(Collected data entries)
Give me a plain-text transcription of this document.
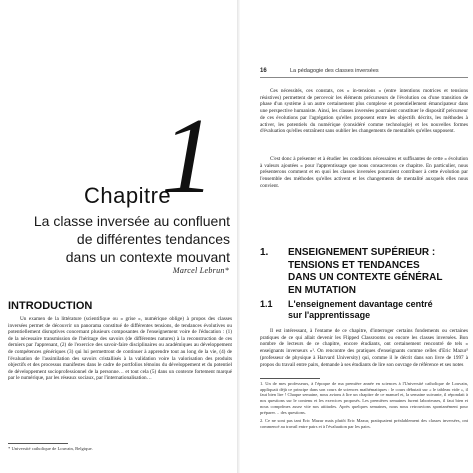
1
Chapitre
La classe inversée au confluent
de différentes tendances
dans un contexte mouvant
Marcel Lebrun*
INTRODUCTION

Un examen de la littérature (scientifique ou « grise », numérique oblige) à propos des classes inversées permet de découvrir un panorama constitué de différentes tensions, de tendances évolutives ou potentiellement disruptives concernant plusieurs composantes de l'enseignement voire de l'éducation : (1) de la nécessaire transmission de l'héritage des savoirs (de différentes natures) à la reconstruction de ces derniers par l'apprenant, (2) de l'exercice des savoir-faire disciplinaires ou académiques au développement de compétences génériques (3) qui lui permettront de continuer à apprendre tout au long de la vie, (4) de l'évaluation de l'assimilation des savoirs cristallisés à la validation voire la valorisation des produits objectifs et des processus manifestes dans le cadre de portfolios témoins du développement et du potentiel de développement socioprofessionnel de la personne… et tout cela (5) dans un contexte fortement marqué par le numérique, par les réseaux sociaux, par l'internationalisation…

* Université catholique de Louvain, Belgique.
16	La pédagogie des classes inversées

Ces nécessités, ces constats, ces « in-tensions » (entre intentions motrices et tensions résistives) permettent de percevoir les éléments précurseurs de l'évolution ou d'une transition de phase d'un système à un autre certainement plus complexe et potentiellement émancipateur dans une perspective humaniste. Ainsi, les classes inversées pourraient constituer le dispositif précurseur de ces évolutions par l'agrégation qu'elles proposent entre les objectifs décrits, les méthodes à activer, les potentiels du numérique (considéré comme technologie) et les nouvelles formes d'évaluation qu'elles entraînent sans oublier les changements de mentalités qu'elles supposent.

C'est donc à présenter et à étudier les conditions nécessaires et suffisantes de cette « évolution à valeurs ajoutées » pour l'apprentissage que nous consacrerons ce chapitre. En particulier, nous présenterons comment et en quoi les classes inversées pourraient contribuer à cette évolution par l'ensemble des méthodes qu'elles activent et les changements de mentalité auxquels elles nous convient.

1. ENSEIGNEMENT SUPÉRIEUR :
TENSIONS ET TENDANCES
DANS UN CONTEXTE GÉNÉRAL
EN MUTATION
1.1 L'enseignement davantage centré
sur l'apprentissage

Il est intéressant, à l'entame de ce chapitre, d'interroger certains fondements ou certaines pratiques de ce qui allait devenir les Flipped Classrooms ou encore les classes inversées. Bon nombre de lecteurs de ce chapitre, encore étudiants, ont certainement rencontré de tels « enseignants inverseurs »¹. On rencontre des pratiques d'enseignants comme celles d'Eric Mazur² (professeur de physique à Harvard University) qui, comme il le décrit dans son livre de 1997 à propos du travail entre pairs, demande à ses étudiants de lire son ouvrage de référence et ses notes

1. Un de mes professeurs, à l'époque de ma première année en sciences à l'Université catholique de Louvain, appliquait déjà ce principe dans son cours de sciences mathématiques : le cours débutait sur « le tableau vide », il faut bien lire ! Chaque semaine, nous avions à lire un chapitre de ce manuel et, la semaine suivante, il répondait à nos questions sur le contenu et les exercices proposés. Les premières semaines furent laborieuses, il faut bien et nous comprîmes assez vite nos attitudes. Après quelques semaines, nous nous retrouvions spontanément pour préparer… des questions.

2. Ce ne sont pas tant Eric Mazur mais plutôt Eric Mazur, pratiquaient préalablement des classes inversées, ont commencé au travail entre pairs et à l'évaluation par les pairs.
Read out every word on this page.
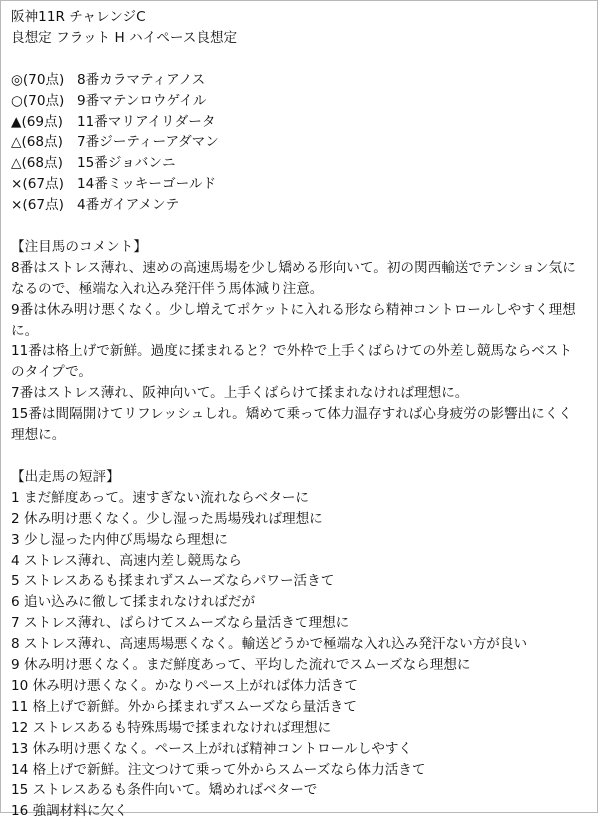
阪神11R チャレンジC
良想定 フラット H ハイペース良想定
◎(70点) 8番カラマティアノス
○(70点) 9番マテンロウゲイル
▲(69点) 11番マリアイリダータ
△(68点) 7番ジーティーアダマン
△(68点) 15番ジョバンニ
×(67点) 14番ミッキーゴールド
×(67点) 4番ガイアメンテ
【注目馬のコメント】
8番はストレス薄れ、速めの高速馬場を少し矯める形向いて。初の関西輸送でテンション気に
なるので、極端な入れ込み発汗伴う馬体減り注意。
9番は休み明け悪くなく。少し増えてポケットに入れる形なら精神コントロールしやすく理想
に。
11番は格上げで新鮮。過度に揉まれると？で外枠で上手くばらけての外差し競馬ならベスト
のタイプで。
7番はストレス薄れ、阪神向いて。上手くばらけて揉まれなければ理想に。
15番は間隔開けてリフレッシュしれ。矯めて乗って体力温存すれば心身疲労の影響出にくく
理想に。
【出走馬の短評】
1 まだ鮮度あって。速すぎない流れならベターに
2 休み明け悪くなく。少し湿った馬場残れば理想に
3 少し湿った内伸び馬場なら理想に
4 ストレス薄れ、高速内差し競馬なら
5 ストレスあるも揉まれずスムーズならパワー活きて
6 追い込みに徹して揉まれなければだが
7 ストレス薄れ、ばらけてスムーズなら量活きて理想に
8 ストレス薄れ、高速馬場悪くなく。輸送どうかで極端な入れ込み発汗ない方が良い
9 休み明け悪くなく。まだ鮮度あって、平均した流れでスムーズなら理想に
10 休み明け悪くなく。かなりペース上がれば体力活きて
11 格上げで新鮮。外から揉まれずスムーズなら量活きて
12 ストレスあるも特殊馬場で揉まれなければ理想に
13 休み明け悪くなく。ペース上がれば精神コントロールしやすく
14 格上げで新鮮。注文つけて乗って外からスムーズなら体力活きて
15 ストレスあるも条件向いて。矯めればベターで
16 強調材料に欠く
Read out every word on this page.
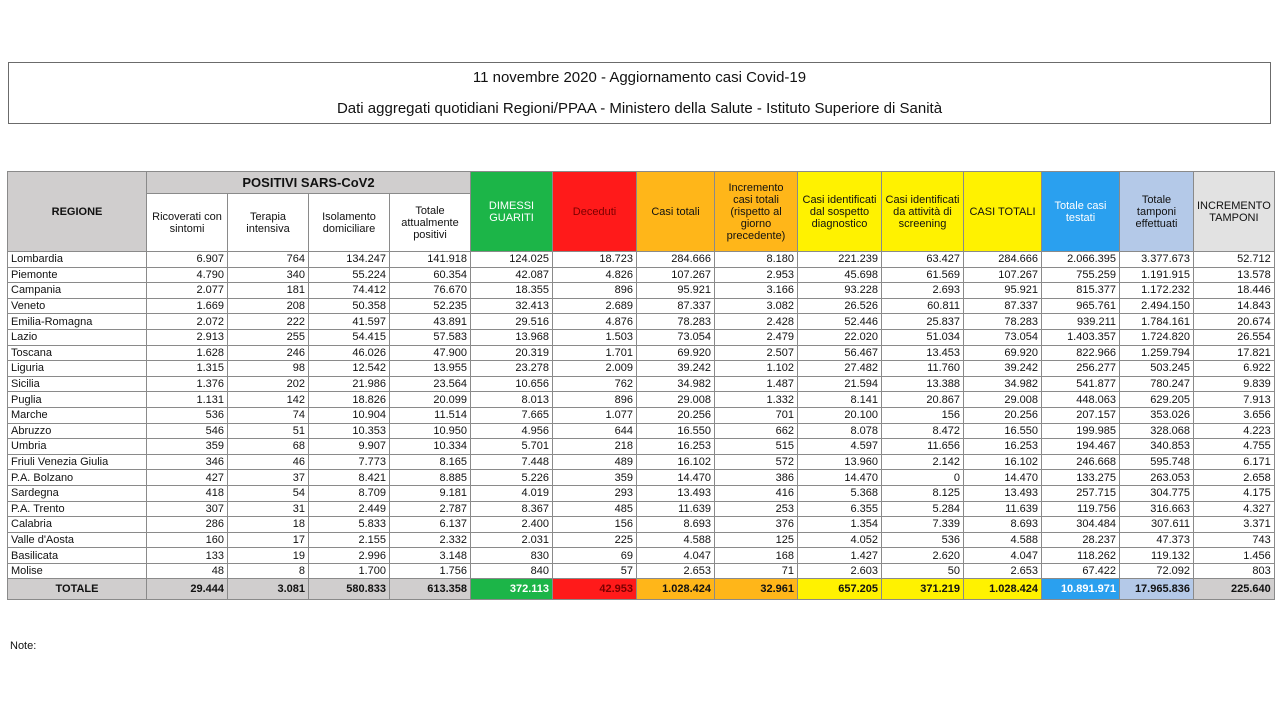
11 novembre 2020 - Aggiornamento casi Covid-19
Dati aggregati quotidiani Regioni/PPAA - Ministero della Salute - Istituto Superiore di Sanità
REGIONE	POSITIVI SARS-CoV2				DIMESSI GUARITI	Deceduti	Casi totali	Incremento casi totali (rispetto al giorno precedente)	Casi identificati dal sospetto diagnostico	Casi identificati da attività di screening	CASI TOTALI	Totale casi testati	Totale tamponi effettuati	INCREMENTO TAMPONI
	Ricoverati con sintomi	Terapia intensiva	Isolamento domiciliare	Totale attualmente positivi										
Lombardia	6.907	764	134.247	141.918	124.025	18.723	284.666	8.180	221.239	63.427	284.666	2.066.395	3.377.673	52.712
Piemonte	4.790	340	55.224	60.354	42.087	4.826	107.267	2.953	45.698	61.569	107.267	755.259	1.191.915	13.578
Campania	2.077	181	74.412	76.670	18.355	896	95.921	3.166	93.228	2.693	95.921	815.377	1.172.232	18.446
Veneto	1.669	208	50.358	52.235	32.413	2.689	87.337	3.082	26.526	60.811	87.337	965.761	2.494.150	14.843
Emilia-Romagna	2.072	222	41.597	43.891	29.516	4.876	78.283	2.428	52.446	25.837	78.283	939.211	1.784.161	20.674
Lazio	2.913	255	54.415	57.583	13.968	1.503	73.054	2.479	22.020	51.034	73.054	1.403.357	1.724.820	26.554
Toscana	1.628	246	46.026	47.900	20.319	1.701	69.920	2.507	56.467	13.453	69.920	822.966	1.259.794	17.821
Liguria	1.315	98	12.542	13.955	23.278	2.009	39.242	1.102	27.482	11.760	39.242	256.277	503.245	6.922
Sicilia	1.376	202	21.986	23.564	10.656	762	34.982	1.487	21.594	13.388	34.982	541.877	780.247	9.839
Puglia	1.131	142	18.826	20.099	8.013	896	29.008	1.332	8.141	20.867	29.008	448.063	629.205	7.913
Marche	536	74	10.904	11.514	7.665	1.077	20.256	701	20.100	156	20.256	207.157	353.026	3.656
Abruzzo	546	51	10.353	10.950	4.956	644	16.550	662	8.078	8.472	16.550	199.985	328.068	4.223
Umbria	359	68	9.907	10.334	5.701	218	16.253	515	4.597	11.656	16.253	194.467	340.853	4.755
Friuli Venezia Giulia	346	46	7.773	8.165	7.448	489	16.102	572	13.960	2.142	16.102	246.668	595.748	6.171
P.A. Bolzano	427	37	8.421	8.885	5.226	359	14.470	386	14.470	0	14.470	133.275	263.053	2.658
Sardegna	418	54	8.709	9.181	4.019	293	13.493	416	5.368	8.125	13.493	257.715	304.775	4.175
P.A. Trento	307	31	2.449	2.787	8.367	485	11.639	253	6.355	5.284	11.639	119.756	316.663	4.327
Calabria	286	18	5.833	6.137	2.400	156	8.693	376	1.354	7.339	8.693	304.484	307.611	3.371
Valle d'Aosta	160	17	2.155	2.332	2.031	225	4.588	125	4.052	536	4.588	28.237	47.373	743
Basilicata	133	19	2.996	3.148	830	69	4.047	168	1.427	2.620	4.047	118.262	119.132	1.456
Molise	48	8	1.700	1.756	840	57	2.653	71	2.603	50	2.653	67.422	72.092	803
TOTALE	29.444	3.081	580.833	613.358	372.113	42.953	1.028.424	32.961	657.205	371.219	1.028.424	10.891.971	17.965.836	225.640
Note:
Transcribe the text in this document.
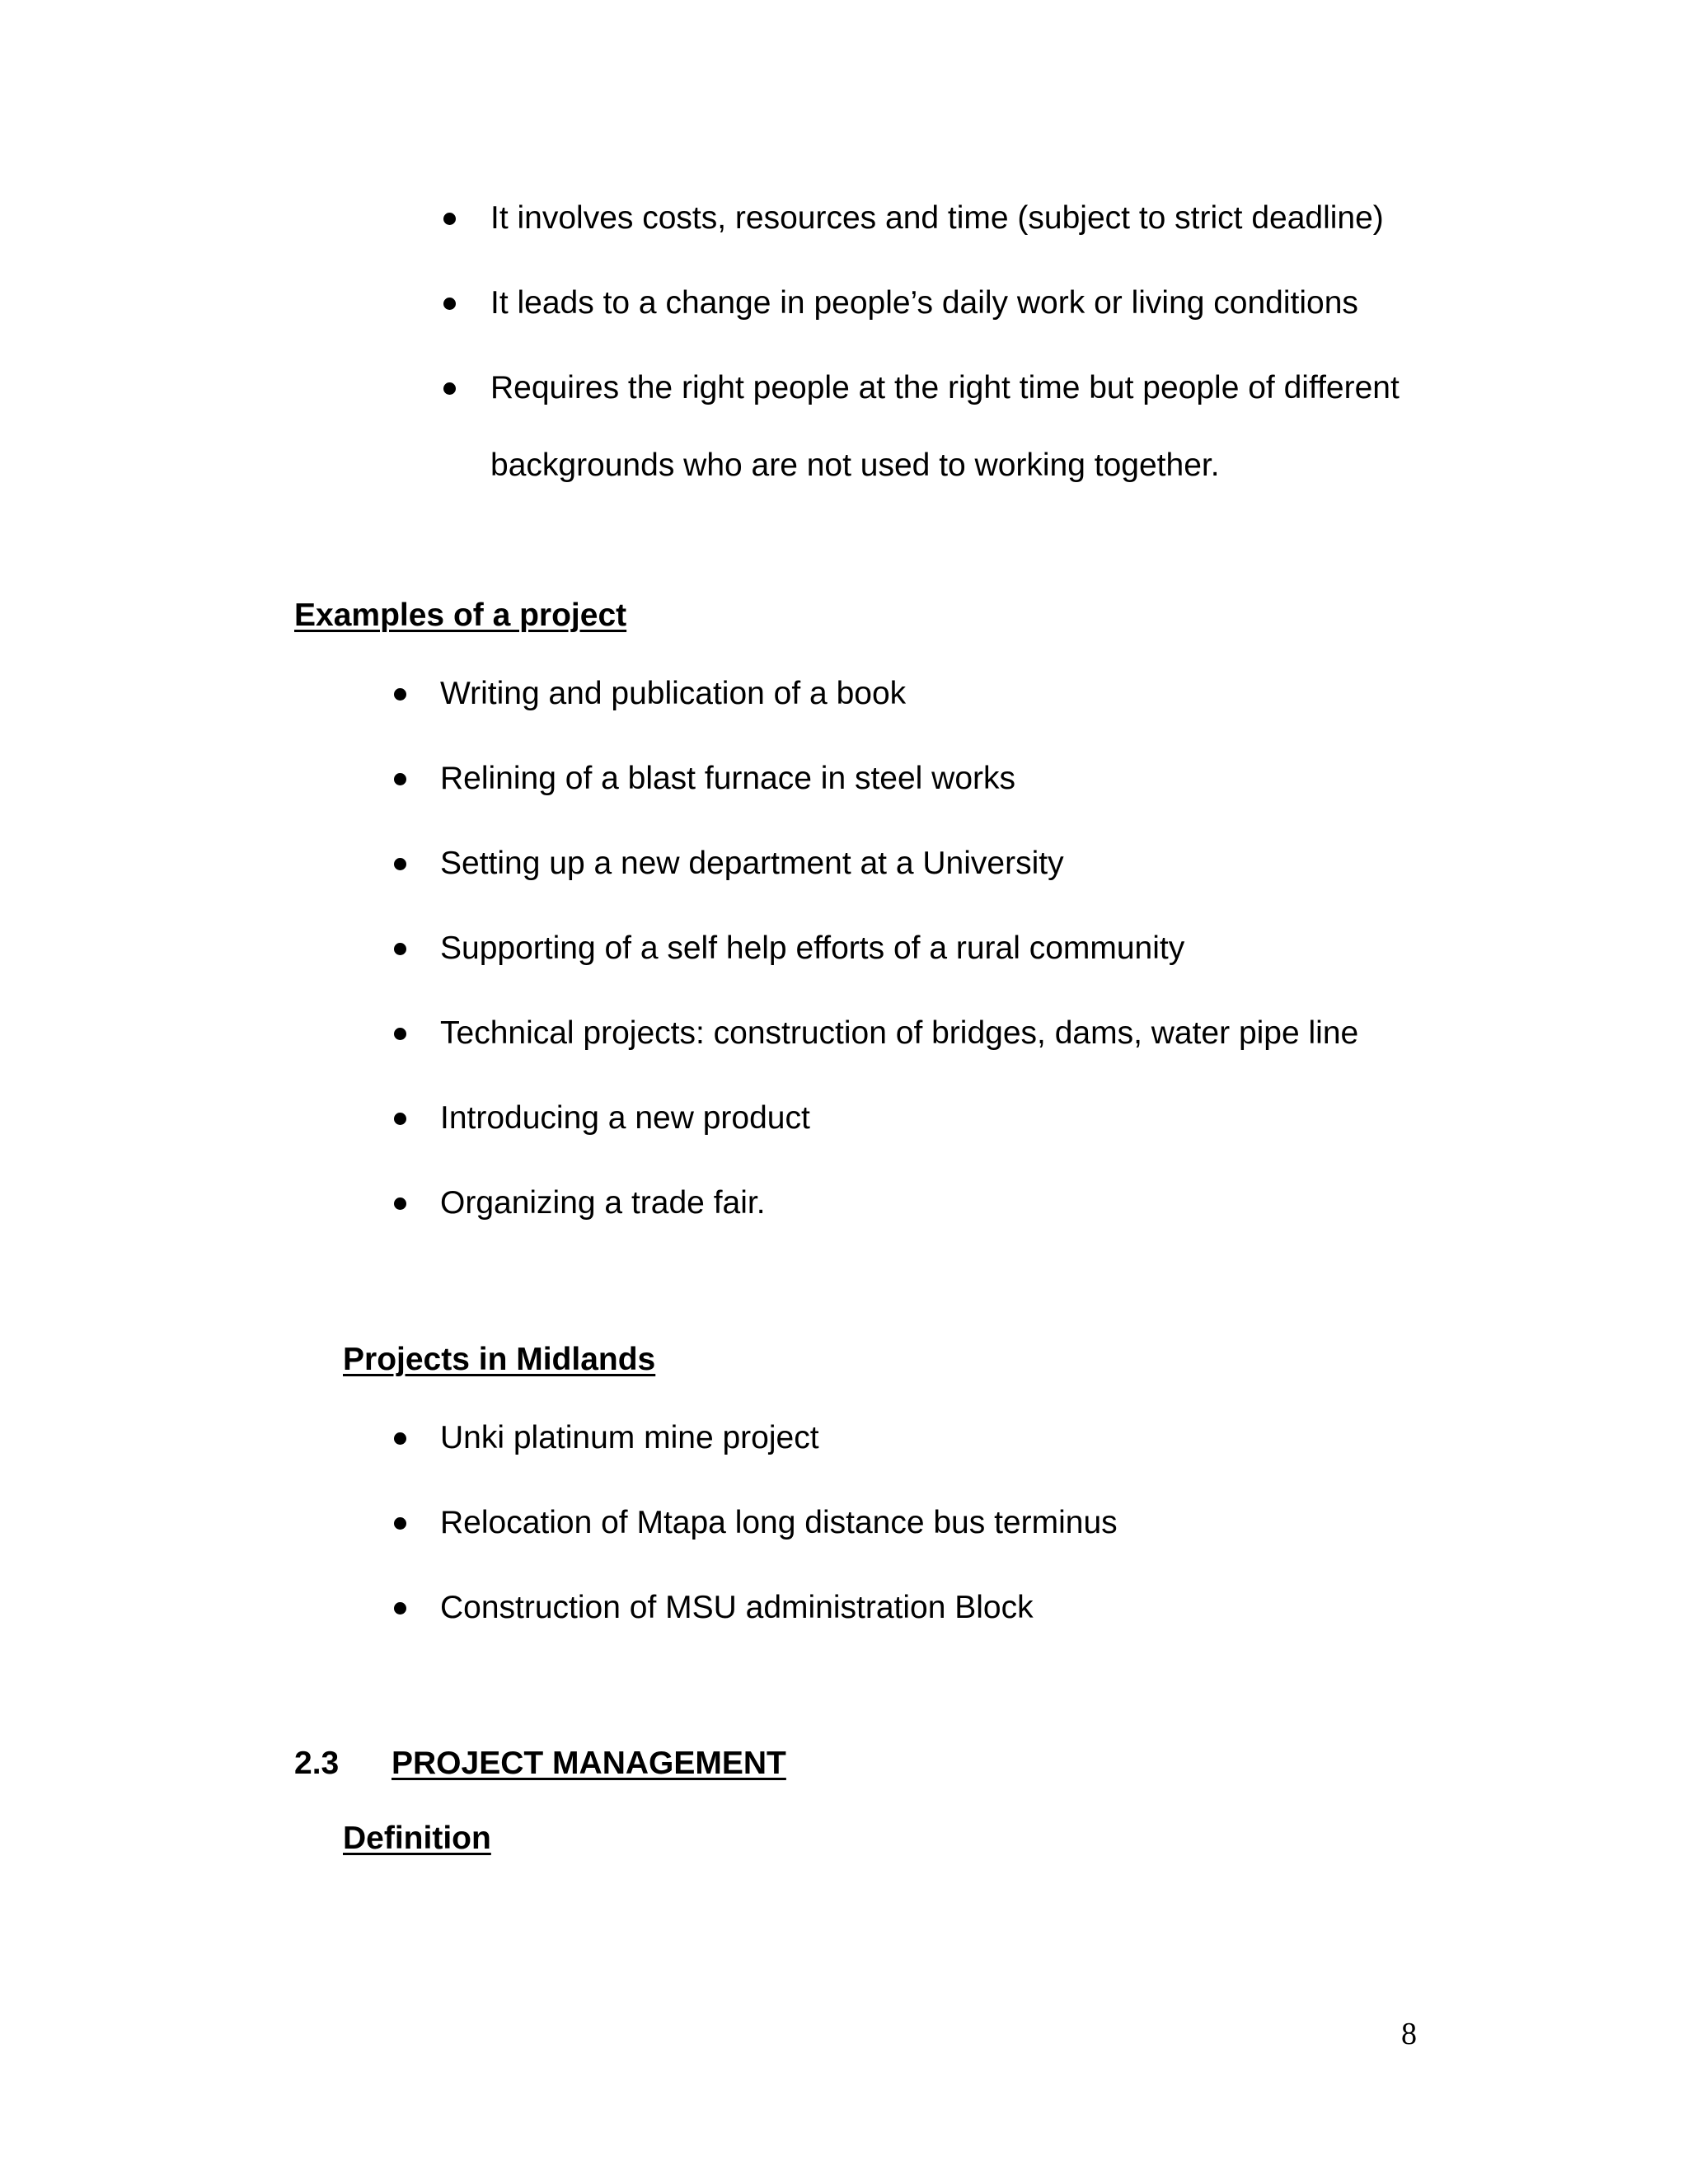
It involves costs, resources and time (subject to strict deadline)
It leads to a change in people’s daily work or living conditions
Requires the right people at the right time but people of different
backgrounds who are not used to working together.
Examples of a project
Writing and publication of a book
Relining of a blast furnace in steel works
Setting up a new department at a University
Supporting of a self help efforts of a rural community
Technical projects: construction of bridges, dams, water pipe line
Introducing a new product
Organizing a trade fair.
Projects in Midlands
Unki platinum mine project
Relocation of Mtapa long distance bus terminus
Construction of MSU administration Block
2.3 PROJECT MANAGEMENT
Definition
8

[Exercise requirements]
Take every line from the data that contains the word "lire".

[Result]
Il est intéressant, à l'entame de ce chapitre, d'interroger certains fondements ou certaines pratiques de ce qui allait devenir les Flipped Classrooms ou encore les classes inversées. Bon nombre de lecteurs de ce chapitre, encore étudiants, ont certainement rencontré de tels « enseignants inverseurs »¹. On rencontre des pratiques d'enseignants comme celles d'Eric Mazur² (professeur de physique à Harvard University) qui, comme il le décrit dans son livre de 1997 à propos du travail entre pairs, demande à ses étudiants de lire son ouvrage de référence et ses notes
1. Un de mes professeurs, à l'époque de ma première année en sciences à l'Université catholique de Louvain, appliquait déjà ce principe dans son cours de sciences mathématiques : le cours débutait sur « le tableau vide », il faut bien lire ! Chaque semaine, nous avions à lire un chapitre de ce manuel et, la semaine suivante, il répondait à nos questions sur le contenu et les exercices proposés. Les premières semaines furent laborieuses, il faut bien et nous comprîmes assez vite nos attitudes. Après quelques semaines, nous nous retrouvions spontanément pour préparer… des questions.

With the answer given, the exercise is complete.